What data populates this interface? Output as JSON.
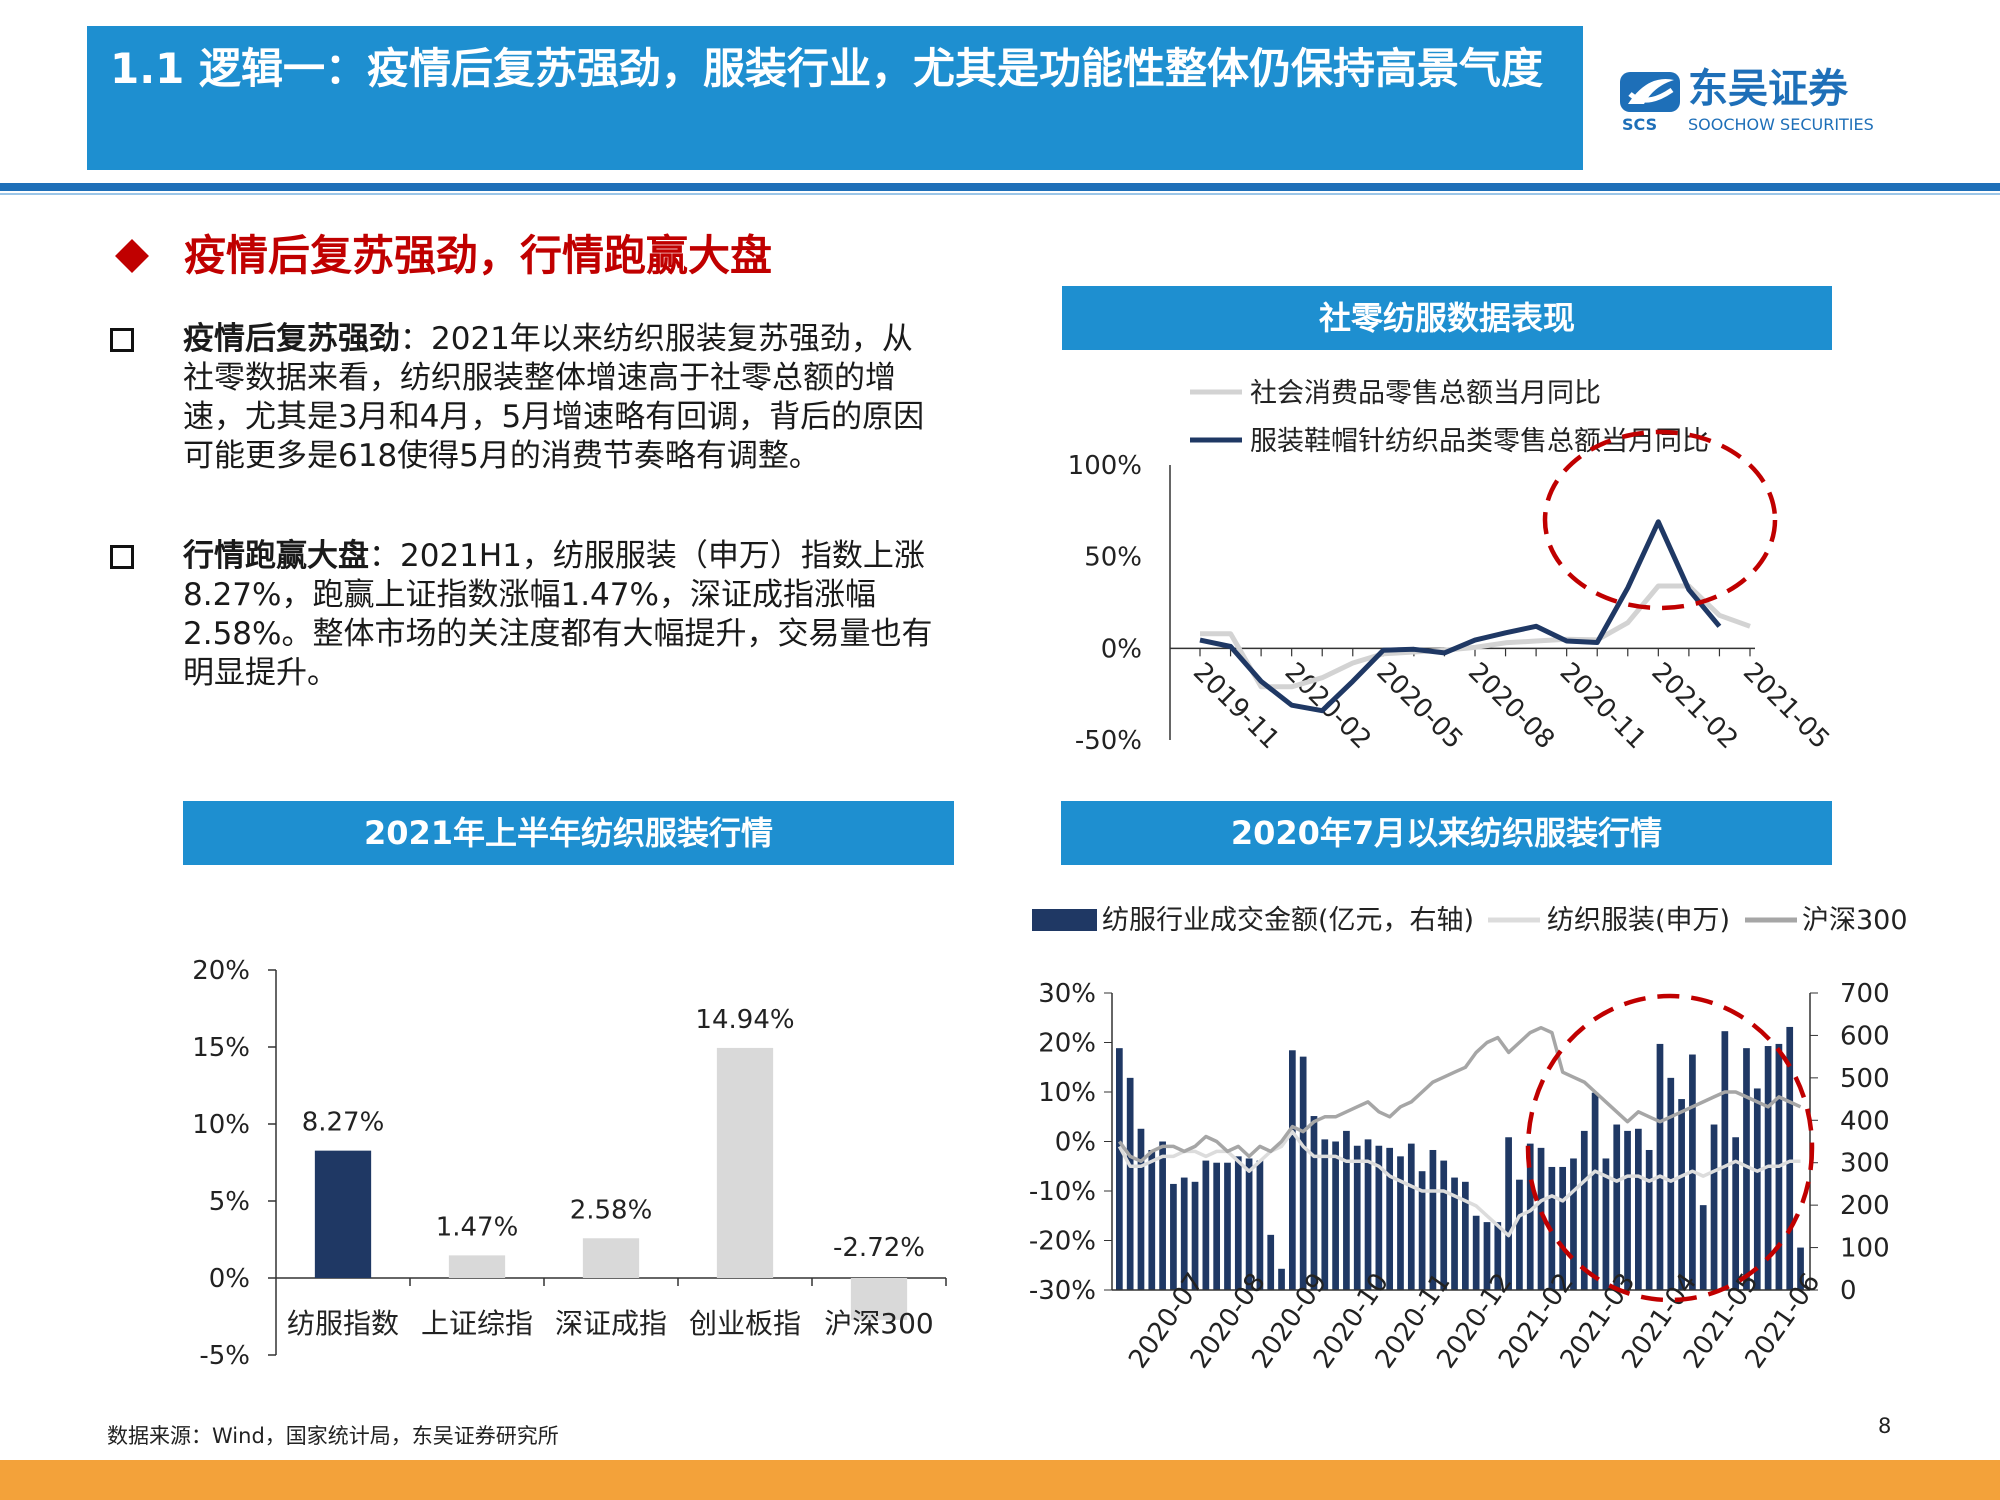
{
  "header": {
    "title": "1.1 逻辑一：疫情后复苏强劲，服装行业，尤其是功能性整体仍保持高景气度",
    "logo_cn": "东吴证券",
    "logo_en": "SOOCHOW SECURITIES",
    "logo_mark": "SCS",
    "colors": {
      "title_bar": "#1e8fd0",
      "rule": "#1e6fb8",
      "accent_red": "#c00000",
      "footer_band": "#f3a23a"
    }
  },
  "section_heading": "疫情后复苏强劲，行情跑赢大盘",
  "bullets": [
    {
      "bold": "疫情后复苏强劲",
      "text": "：2021年以来纺织服装复苏强劲，从社零数据来看，纺织服装整体增速高于社零总额的增速，尤其是3月和4月，5月增速略有回调，背后的原因可能更多是618使得5月的消费节奏略有调整。"
    },
    {
      "bold": "行情跑赢大盘",
      "text": "：2021H1，纺服服装（申万）指数上涨8.27%，跑赢上证指数涨幅1.47%，深证成指涨幅2.58%。整体市场的关注度都有大幅提升，交易量也有明显提升。"
    }
  ],
  "panels": {
    "retail": {
      "title": "社零纺服数据表现"
    },
    "h1": {
      "title": "2021年上半年纺织服装行情"
    },
    "since2020": {
      "title": "2020年7月以来纺织服装行情"
    }
  },
  "chart_data": [
    {
      "type": "line",
      "title": "社零纺服数据表现",
      "x": [
        "2019-11",
        "2019-12",
        "2020-01",
        "2020-02",
        "2020-03",
        "2020-04",
        "2020-05",
        "2020-06",
        "2020-07",
        "2020-08",
        "2020-09",
        "2020-10",
        "2020-11",
        "2020-12",
        "2021-01",
        "2021-02",
        "2021-03",
        "2021-04",
        "2021-05"
      ],
      "x_tick_labels": [
        "2019-11",
        "2020-02",
        "2020-05",
        "2020-08",
        "2020-11",
        "2021-02",
        "2021-05"
      ],
      "y_tick_labels": [
        "100%",
        "50%",
        "0%",
        "-50%"
      ],
      "ylim": [
        -50,
        100
      ],
      "series": [
        {
          "name": "社会消费品零售总额当月同比",
          "color": "#d3d3d3",
          "values": [
            8,
            8,
            -21,
            -21,
            -16,
            -8,
            -3,
            -2,
            -1,
            0.5,
            3,
            4,
            5,
            4.6,
            14,
            34,
            34,
            18,
            12
          ]
        },
        {
          "name": "服装鞋帽针纺织品类零售总额当月同比",
          "color": "#1f3864",
          "values": [
            4.5,
            1,
            -18,
            -31,
            -34,
            -18,
            -1,
            -0.5,
            -2.5,
            4.5,
            8.5,
            12,
            4,
            3.2,
            33,
            69,
            32,
            12,
            null
          ]
        }
      ],
      "annotation": "dashed red ellipse around 2021-02 to 2021-05 peak"
    },
    {
      "type": "bar",
      "title": "2021年上半年纺织服装行情",
      "categories": [
        "纺服指数",
        "上证综指",
        "深证成指",
        "创业板指",
        "沪深300"
      ],
      "values": [
        8.27,
        1.47,
        2.58,
        14.94,
        -2.72
      ],
      "data_labels": [
        "8.27%",
        "1.47%",
        "2.58%",
        "14.94%",
        "-2.72%"
      ],
      "y_tick_labels": [
        "20%",
        "15%",
        "10%",
        "5%",
        "0%",
        "-5%"
      ],
      "ylim": [
        -5,
        20
      ],
      "colors": [
        "#1f3864",
        "#d9d9d9",
        "#d9d9d9",
        "#d9d9d9",
        "#d9d9d9"
      ]
    },
    {
      "type": "bar",
      "title": "2020年7月以来纺织服装行情",
      "legend": [
        "纺服行业成交金额(亿元，右轴)",
        "纺织服装(申万)",
        "沪深300"
      ],
      "x_tick_labels": [
        "2020-07",
        "2020-08",
        "2020-09",
        "2020-10",
        "2020-11",
        "2020-12",
        "2021-02",
        "2021-03",
        "2021-04",
        "2021-05",
        "2021-06"
      ],
      "y_left_tick_labels": [
        "30%",
        "20%",
        "10%",
        "0%",
        "-10%",
        "-20%",
        "-30%"
      ],
      "y_right_tick_labels": [
        "700",
        "600",
        "500",
        "400",
        "300",
        "200",
        "100",
        "0"
      ],
      "ylim_left": [
        -30,
        30
      ],
      "ylim_right": [
        0,
        700
      ],
      "series": [
        {
          "name": "纺服行业成交金额(亿元，右轴)",
          "axis": "right",
          "color": "#1f3864",
          "values": [
            570,
            500,
            380,
            330,
            350,
            250,
            265,
            255,
            305,
            300,
            300,
            315,
            310,
            305,
            130,
            50,
            565,
            550,
            410,
            355,
            350,
            375,
            340,
            355,
            340,
            335,
            315,
            345,
            280,
            330,
            305,
            265,
            255,
            175,
            160,
            160,
            360,
            260,
            345,
            335,
            290,
            290,
            310,
            375,
            465,
            310,
            390,
            375,
            380,
            330,
            580,
            500,
            450,
            555,
            200,
            390,
            610,
            360,
            570,
            475,
            575,
            580,
            620,
            100
          ]
        },
        {
          "name": "纺织服装(申万)",
          "axis": "left",
          "color": "#dcdcdc",
          "values": [
            -1,
            -5,
            -5,
            -4,
            -3,
            -3,
            -2,
            -2,
            -3,
            -2,
            -2,
            -4,
            -6,
            -4,
            -2,
            -1,
            2,
            -1,
            -3,
            -3,
            -3,
            -4,
            -4,
            -4,
            -5,
            -7,
            -8,
            -9,
            -10,
            -10,
            -10,
            -11,
            -12,
            -13,
            -15,
            -17,
            -19,
            -15,
            -14,
            -12,
            -11,
            -12,
            -10,
            -8,
            -6,
            -7,
            -8,
            -7,
            -7,
            -8,
            -7,
            -8,
            -7,
            -6,
            -7,
            -6,
            -5,
            -4,
            -5,
            -6,
            -5,
            -5,
            -4,
            -4
          ]
        },
        {
          "name": "沪深300",
          "axis": "left",
          "color": "#a6a6a6",
          "values": [
            0,
            -3,
            -4,
            -2,
            -1,
            -1,
            -2,
            -1,
            1,
            0,
            -2,
            -1,
            -3,
            -1,
            -2,
            0,
            3,
            2,
            4,
            5,
            5,
            6,
            7,
            8,
            6,
            5,
            7,
            8,
            10,
            12,
            13,
            14,
            15,
            18,
            20,
            21,
            18,
            20,
            22,
            23,
            22,
            14,
            13,
            12,
            10,
            8,
            6,
            4,
            6,
            5,
            4,
            5,
            6,
            7,
            8,
            9,
            10,
            10,
            9,
            8,
            7,
            9,
            8,
            7
          ]
        }
      ],
      "annotation": "dashed red ellipse around 2021-03 to 2021-06 region"
    }
  ],
  "footer": {
    "source": "数据来源：Wind，国家统计局，东吴证券研究所",
    "page": "8"
  }
}
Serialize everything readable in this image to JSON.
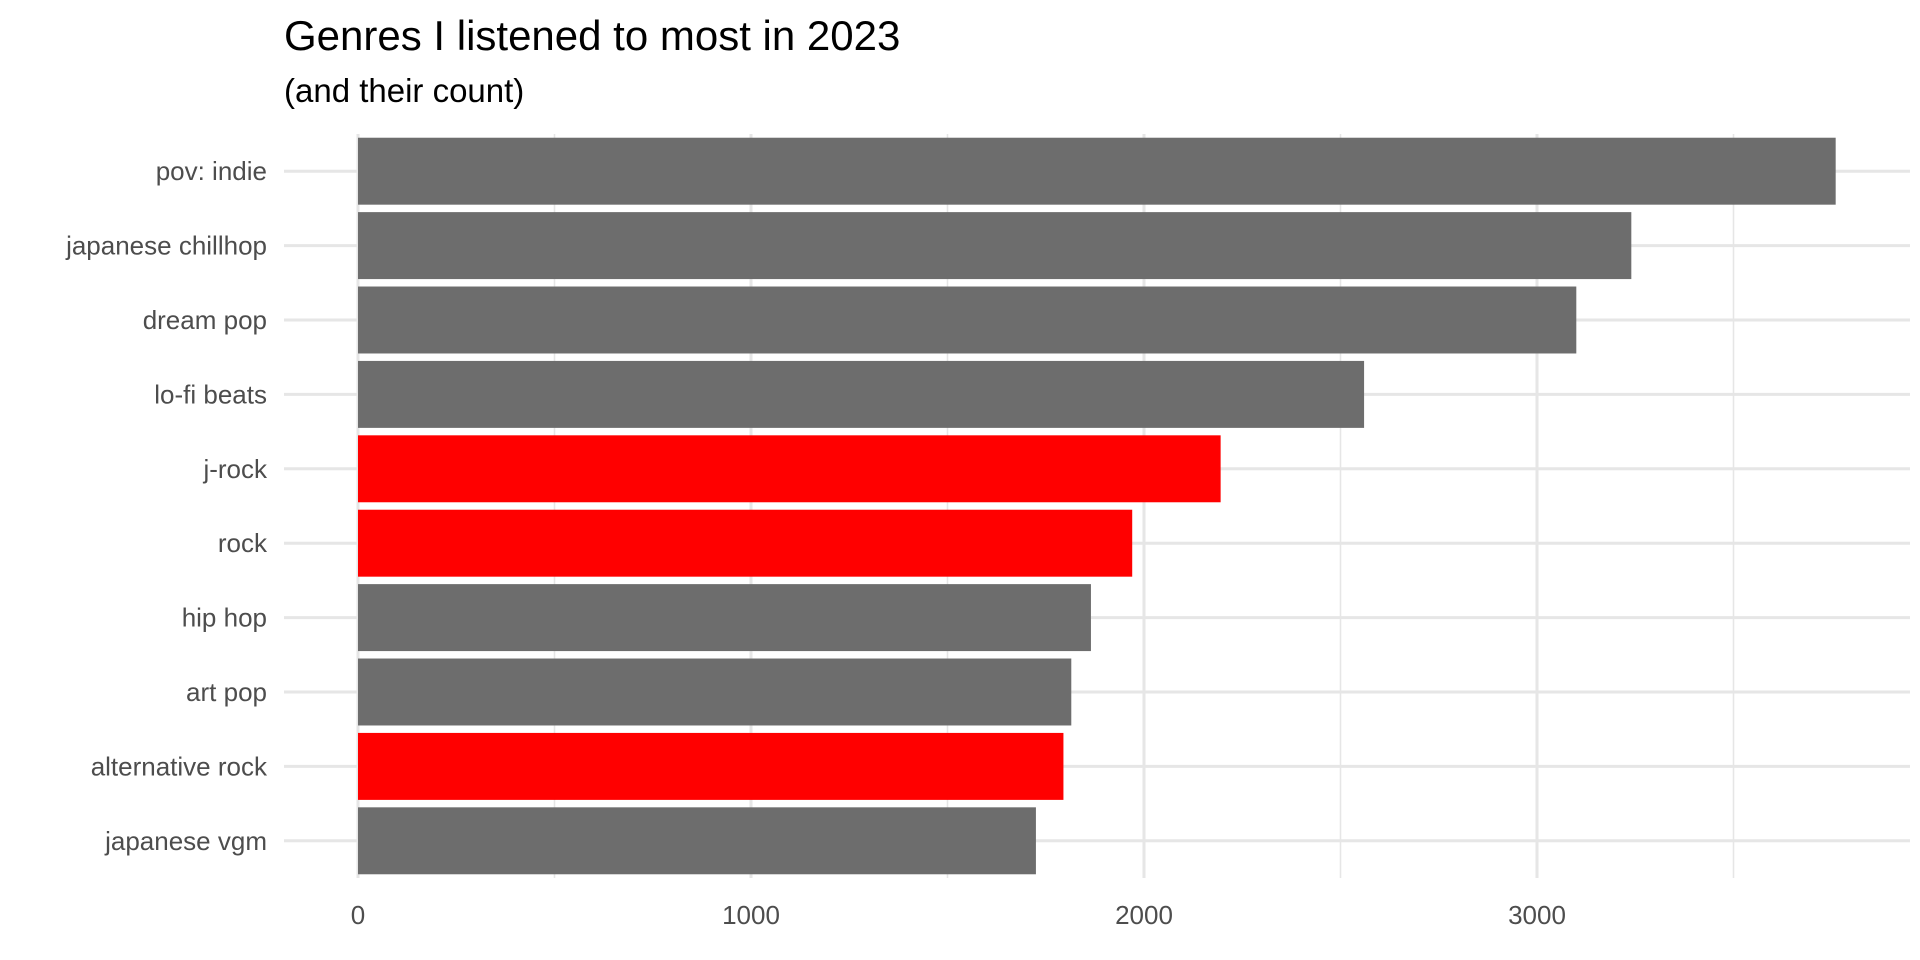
{
  "chart_data": {
    "type": "bar",
    "orientation": "horizontal",
    "title": "Genres I listened to most in 2023",
    "subtitle": "(and their count)",
    "xlabel": "",
    "ylabel": "",
    "xlim": [
      0,
      3950
    ],
    "x_ticks": [
      0,
      1000,
      2000,
      3000
    ],
    "grid": true,
    "legend": "none",
    "categories": [
      "pov: indie",
      "japanese chillhop",
      "dream pop",
      "lo-fi beats",
      "j-rock",
      "rock",
      "hip hop",
      "art pop",
      "alternative rock",
      "japanese vgm"
    ],
    "values": [
      3760,
      3240,
      3100,
      2560,
      2195,
      1970,
      1865,
      1815,
      1795,
      1725
    ],
    "highlighted": [
      false,
      false,
      false,
      false,
      true,
      true,
      false,
      false,
      true,
      false
    ],
    "colors": {
      "default": "#6d6d6d",
      "highlight": "#ff0000",
      "grid": "#e6e6e6"
    }
  }
}
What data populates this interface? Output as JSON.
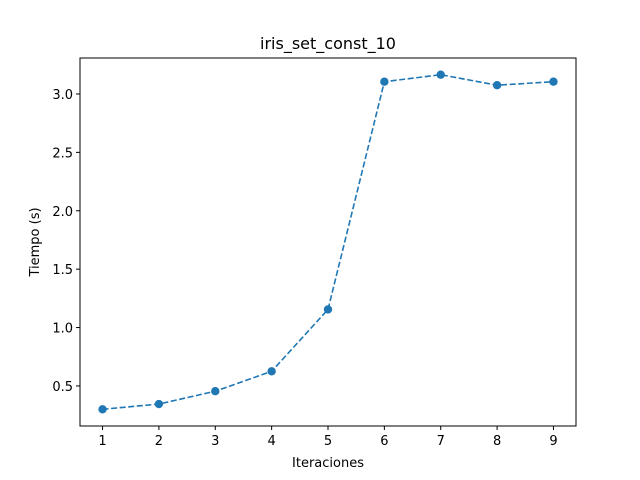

Your task => Output all of the entries verbatim, leaving out any images.

Final result =>
What data populates this interface? Output as JSON.
{
  "header": {
    "title": "1.1 逻辑一：疫情后复苏强劲，服装行业，尤其是功能性整体仍保持高景气度",
    "logo_cn": "东吴证券",
    "logo_en": "SOOCHOW SECURITIES",
    "logo_mark": "SCS",
    "colors": {
      "title_bar": "#1e8fd0",
      "rule": "#1e6fb8",
      "accent_red": "#c00000",
      "footer_band": "#f3a23a"
    }
  },
  "section_heading": "疫情后复苏强劲，行情跑赢大盘",
  "bullets": [
    {
      "bold": "疫情后复苏强劲",
      "text": "：2021年以来纺织服装复苏强劲，从社零数据来看，纺织服装整体增速高于社零总额的增速，尤其是3月和4月，5月增速略有回调，背后的原因可能更多是618使得5月的消费节奏略有调整。"
    },
    {
      "bold": "行情跑赢大盘",
      "text": "：2021H1，纺服服装（申万）指数上涨8.27%，跑赢上证指数涨幅1.47%，深证成指涨幅2.58%。整体市场的关注度都有大幅提升，交易量也有明显提升。"
    }
  ],
  "panels": {
    "retail": {
      "title": "社零纺服数据表现"
    },
    "h1": {
      "title": "2021年上半年纺织服装行情"
    },
    "since2020": {
      "title": "2020年7月以来纺织服装行情"
    }
  },
  "chart_data": [
    {
      "type": "line",
      "title": "社零纺服数据表现",
      "x": [
        "2019-11",
        "2019-12",
        "2020-01",
        "2020-02",
        "2020-03",
        "2020-04",
        "2020-05",
        "2020-06",
        "2020-07",
        "2020-08",
        "2020-09",
        "2020-10",
        "2020-11",
        "2020-12",
        "2021-01",
        "2021-02",
        "2021-03",
        "2021-04",
        "2021-05"
      ],
      "x_tick_labels": [
        "2019-11",
        "2020-02",
        "2020-05",
        "2020-08",
        "2020-11",
        "2021-02",
        "2021-05"
      ],
      "y_tick_labels": [
        "100%",
        "50%",
        "0%",
        "-50%"
      ],
      "ylim": [
        -50,
        100
      ],
      "series": [
        {
          "name": "社会消费品零售总额当月同比",
          "color": "#d3d3d3",
          "values": [
            8,
            8,
            -21,
            -21,
            -16,
            -8,
            -3,
            -2,
            -1,
            0.5,
            3,
            4,
            5,
            4.6,
            14,
            34,
            34,
            18,
            12
          ]
        },
        {
          "name": "服装鞋帽针纺织品类零售总额当月同比",
          "color": "#1f3864",
          "values": [
            4.5,
            1,
            -18,
            -31,
            -34,
            -18,
            -1,
            -0.5,
            -2.5,
            4.5,
            8.5,
            12,
            4,
            3.2,
            33,
            69,
            32,
            12,
            null
          ]
        }
      ],
      "annotation": "dashed red ellipse around 2021-02 to 2021-05 peak"
    },
    {
      "type": "bar",
      "title": "2021年上半年纺织服装行情",
      "categories": [
        "纺服指数",
        "上证综指",
        "深证成指",
        "创业板指",
        "沪深300"
      ],
      "values": [
        8.27,
        1.47,
        2.58,
        14.94,
        -2.72
      ],
      "data_labels": [
        "8.27%",
        "1.47%",
        "2.58%",
        "14.94%",
        "-2.72%"
      ],
      "y_tick_labels": [
        "20%",
        "15%",
        "10%",
        "5%",
        "0%",
        "-5%"
      ],
      "ylim": [
        -5,
        20
      ],
      "colors": [
        "#1f3864",
        "#d9d9d9",
        "#d9d9d9",
        "#d9d9d9",
        "#d9d9d9"
      ]
    },
    {
      "type": "bar",
      "title": "2020年7月以来纺织服装行情",
      "legend": [
        "纺服行业成交金额(亿元，右轴)",
        "纺织服装(申万)",
        "沪深300"
      ],
      "x_tick_labels": [
        "2020-07",
        "2020-08",
        "2020-09",
        "2020-10",
        "2020-11",
        "2020-12",
        "2021-02",
        "2021-03",
        "2021-04",
        "2021-05",
        "2021-06"
      ],
      "y_left_tick_labels": [
        "30%",
        "20%",
        "10%",
        "0%",
        "-10%",
        "-20%",
        "-30%"
      ],
      "y_right_tick_labels": [
        "700",
        "600",
        "500",
        "400",
        "300",
        "200",
        "100",
        "0"
      ],
      "ylim_left": [
        -30,
        30
      ],
      "ylim_right": [
        0,
        700
      ],
      "series": [
        {
          "name": "纺服行业成交金额(亿元，右轴)",
          "axis": "right",
          "color": "#1f3864",
          "values": [
            570,
            500,
            380,
            330,
            350,
            250,
            265,
            255,
            305,
            300,
            300,
            315,
            310,
            305,
            130,
            50,
            565,
            550,
            410,
            355,
            350,
            375,
            340,
            355,
            340,
            335,
            315,
            345,
            280,
            330,
            305,
            265,
            255,
            175,
            160,
            160,
            360,
            260,
            345,
            335,
            290,
            290,
            310,
            375,
            465,
            310,
            390,
            375,
            380,
            330,
            580,
            500,
            450,
            555,
            200,
            390,
            610,
            360,
            570,
            475,
            575,
            580,
            620,
            100
          ]
        },
        {
          "name": "纺织服装(申万)",
          "axis": "left",
          "color": "#dcdcdc",
          "values": [
            -1,
            -5,
            -5,
            -4,
            -3,
            -3,
            -2,
            -2,
            -3,
            -2,
            -2,
            -4,
            -6,
            -4,
            -2,
            -1,
            2,
            -1,
            -3,
            -3,
            -3,
            -4,
            -4,
            -4,
            -5,
            -7,
            -8,
            -9,
            -10,
            -10,
            -10,
            -11,
            -12,
            -13,
            -15,
            -17,
            -19,
            -15,
            -14,
            -12,
            -11,
            -12,
            -10,
            -8,
            -6,
            -7,
            -8,
            -7,
            -7,
            -8,
            -7,
            -8,
            -7,
            -6,
            -7,
            -6,
            -5,
            -4,
            -5,
            -6,
            -5,
            -5,
            -4,
            -4
          ]
        },
        {
          "name": "沪深300",
          "axis": "left",
          "color": "#a6a6a6",
          "values": [
            0,
            -3,
            -4,
            -2,
            -1,
            -1,
            -2,
            -1,
            1,
            0,
            -2,
            -1,
            -3,
            -1,
            -2,
            0,
            3,
            2,
            4,
            5,
            5,
            6,
            7,
            8,
            6,
            5,
            7,
            8,
            10,
            12,
            13,
            14,
            15,
            18,
            20,
            21,
            18,
            20,
            22,
            23,
            22,
            14,
            13,
            12,
            10,
            8,
            6,
            4,
            6,
            5,
            4,
            5,
            6,
            7,
            8,
            9,
            10,
            10,
            9,
            8,
            7,
            9,
            8,
            7
          ]
        }
      ],
      "annotation": "dashed red ellipse around 2021-03 to 2021-06 region"
    }
  ],
  "footer": {
    "source": "数据来源：Wind，国家统计局，东吴证券研究所",
    "page": "8"
  }
}
Serialize everything readable in this image to JSON.
{
  "chart_data": {
    "type": "bar",
    "orientation": "horizontal",
    "title": "Genres I listened to most in 2023",
    "subtitle": "(and their count)",
    "xlabel": "",
    "ylabel": "",
    "xlim": [
      0,
      3950
    ],
    "x_ticks": [
      0,
      1000,
      2000,
      3000
    ],
    "grid": true,
    "legend": "none",
    "categories": [
      "pov: indie",
      "japanese chillhop",
      "dream pop",
      "lo-fi beats",
      "j-rock",
      "rock",
      "hip hop",
      "art pop",
      "alternative rock",
      "japanese vgm"
    ],
    "values": [
      3760,
      3240,
      3100,
      2560,
      2195,
      1970,
      1865,
      1815,
      1795,
      1725
    ],
    "highlighted": [
      false,
      false,
      false,
      false,
      true,
      true,
      false,
      false,
      true,
      false
    ],
    "colors": {
      "default": "#6d6d6d",
      "highlight": "#ff0000",
      "grid": "#e6e6e6"
    }
  }
}
What data populates this interface? Output as JSON.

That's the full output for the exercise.